STATED GOAL: Everything from the line containing "Extract all the data from this chart as JSON." through the last line of the records must be returned verbatim, and nothing outside that range.

THE DATA:
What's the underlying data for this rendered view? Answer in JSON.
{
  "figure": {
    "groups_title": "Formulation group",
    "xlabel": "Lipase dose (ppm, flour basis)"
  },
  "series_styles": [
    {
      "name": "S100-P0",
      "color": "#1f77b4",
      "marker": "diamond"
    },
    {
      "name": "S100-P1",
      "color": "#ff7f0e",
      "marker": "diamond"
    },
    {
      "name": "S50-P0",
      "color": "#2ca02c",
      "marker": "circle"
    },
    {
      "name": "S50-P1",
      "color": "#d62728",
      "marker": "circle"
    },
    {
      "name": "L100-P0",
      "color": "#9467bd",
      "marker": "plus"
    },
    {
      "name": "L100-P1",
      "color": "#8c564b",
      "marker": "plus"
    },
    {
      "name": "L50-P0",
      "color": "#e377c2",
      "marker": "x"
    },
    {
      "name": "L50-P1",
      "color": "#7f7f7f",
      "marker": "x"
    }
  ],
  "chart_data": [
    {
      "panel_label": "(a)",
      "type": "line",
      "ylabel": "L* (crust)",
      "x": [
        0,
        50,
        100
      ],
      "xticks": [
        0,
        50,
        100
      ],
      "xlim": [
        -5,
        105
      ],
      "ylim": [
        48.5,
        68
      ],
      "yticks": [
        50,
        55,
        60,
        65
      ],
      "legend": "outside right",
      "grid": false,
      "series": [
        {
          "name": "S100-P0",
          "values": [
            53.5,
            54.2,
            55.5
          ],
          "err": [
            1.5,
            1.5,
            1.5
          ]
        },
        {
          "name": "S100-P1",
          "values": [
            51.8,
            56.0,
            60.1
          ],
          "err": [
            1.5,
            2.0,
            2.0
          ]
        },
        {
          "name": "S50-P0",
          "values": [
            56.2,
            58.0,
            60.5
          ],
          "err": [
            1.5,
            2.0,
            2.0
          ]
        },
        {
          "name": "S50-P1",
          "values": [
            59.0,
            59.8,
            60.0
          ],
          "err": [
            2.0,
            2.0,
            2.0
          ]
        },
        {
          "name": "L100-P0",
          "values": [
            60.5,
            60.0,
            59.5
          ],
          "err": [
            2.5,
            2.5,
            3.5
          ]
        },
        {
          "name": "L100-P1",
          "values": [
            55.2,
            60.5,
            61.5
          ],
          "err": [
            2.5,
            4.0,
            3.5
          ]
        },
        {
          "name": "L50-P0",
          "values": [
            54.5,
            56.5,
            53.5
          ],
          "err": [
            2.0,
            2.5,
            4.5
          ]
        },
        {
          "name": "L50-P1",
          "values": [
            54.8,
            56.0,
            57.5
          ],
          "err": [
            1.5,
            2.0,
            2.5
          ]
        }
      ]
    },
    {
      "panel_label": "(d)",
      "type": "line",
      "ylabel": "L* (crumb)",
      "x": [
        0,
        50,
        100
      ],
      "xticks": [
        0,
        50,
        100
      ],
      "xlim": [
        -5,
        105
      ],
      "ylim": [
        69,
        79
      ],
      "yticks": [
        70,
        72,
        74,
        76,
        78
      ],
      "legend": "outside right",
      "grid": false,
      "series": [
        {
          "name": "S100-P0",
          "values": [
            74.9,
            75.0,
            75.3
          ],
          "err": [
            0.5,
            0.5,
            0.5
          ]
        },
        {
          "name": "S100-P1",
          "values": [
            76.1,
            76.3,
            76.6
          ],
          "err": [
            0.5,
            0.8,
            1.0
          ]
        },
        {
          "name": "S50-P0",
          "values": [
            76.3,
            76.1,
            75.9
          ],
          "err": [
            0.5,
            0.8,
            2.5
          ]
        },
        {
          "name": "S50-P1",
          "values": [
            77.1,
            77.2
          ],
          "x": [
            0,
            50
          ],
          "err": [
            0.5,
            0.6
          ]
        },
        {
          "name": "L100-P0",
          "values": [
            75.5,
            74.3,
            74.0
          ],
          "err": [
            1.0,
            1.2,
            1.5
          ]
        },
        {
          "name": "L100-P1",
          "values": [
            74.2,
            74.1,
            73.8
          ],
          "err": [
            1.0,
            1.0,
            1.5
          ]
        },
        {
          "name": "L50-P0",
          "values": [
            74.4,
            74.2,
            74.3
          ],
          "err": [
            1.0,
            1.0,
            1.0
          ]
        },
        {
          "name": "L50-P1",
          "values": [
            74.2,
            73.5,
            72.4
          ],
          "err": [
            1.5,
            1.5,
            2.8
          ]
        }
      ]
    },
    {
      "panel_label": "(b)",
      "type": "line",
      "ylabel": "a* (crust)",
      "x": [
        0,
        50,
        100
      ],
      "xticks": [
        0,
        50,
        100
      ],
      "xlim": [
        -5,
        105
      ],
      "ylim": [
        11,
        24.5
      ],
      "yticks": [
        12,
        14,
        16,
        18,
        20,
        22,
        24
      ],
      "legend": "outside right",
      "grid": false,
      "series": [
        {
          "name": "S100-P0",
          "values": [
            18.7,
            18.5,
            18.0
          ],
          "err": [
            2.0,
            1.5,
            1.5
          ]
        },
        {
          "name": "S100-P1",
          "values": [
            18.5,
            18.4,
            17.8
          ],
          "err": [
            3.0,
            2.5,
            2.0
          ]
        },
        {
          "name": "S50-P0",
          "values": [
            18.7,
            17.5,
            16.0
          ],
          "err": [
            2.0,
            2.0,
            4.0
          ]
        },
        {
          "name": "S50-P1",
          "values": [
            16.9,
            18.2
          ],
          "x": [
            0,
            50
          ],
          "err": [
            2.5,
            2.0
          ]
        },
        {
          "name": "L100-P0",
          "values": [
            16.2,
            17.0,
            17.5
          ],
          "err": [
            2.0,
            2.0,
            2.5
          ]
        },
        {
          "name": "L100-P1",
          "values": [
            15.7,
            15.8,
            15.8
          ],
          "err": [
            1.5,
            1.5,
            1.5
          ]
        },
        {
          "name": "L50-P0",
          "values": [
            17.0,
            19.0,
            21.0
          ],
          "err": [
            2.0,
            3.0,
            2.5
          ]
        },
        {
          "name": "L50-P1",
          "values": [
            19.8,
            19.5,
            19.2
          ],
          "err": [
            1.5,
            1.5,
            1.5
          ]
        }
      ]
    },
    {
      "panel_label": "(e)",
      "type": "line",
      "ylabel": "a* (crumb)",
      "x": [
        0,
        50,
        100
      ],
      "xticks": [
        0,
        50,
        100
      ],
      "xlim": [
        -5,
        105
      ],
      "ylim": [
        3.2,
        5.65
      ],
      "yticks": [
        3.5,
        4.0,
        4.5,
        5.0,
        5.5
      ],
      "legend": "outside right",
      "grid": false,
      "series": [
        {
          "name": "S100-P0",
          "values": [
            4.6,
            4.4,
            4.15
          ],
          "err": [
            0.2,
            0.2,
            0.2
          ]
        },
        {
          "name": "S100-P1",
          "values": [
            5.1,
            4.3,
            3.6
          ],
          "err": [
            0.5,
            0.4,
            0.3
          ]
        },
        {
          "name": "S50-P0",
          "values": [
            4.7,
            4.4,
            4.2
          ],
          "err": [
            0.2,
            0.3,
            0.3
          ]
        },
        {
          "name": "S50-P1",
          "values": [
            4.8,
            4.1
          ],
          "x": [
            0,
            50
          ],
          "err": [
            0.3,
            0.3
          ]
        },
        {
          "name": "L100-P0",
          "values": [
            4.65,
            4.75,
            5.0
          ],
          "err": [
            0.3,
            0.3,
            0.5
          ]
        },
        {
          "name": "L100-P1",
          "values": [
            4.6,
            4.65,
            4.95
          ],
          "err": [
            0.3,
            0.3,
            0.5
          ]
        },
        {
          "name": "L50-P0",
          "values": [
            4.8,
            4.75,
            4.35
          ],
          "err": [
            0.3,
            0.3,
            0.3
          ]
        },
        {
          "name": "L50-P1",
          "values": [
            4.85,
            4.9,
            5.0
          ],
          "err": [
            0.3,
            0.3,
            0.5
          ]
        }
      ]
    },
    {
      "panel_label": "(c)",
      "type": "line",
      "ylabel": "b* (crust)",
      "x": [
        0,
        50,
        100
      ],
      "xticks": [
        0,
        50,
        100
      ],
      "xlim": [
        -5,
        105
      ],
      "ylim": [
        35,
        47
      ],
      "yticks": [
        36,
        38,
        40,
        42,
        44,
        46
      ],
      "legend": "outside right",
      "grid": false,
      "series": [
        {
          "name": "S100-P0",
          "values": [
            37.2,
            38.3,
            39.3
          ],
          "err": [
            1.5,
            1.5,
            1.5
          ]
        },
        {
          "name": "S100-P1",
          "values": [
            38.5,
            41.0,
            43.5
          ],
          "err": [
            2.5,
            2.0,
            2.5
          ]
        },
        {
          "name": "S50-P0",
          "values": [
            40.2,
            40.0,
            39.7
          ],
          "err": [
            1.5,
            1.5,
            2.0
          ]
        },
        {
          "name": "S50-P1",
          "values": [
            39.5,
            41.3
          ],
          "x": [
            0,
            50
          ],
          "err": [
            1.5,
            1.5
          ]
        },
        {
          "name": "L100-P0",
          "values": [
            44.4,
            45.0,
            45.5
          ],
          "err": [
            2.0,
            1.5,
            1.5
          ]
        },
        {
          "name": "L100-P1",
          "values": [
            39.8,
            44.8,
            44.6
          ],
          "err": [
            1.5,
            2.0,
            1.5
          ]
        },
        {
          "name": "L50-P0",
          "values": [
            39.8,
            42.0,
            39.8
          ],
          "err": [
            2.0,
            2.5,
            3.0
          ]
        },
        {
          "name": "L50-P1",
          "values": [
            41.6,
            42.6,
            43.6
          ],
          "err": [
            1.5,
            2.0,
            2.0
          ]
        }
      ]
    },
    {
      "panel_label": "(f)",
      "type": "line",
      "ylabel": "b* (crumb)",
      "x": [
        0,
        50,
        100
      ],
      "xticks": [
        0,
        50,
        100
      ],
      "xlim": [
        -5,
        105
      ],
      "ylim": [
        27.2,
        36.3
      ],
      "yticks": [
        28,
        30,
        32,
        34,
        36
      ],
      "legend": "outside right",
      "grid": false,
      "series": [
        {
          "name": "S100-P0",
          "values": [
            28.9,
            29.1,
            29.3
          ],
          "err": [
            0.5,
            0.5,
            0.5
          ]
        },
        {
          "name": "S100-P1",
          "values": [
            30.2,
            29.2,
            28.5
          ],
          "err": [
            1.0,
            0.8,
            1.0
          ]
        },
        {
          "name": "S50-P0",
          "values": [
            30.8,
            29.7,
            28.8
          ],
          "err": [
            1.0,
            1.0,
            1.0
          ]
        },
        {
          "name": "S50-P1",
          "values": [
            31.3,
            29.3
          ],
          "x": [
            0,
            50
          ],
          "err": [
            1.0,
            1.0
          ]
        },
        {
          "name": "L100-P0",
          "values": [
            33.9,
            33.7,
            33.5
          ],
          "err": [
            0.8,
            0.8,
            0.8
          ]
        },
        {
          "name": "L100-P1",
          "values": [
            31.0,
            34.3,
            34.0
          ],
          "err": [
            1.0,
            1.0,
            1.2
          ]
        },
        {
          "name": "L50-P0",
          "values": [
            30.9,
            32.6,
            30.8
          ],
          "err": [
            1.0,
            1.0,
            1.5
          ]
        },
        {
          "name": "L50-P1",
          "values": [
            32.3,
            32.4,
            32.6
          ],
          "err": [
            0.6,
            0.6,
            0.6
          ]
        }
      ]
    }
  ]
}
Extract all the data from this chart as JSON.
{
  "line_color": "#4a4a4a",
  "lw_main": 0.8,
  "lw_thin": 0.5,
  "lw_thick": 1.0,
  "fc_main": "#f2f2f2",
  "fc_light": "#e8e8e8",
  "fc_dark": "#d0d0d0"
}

ANSWER FOR THE TASK:
Extract all the data from this chart as JSON.
{
  "line_color": "#4a4a4a",
  "lw_main": 0.8,
  "lw_thin": 0.5,
  "lw_thick": 1.0,
  "fc_main": "#f2f2f2",
  "fc_light": "#e8e8e8",
  "fc_dark": "#d0d0d0"
}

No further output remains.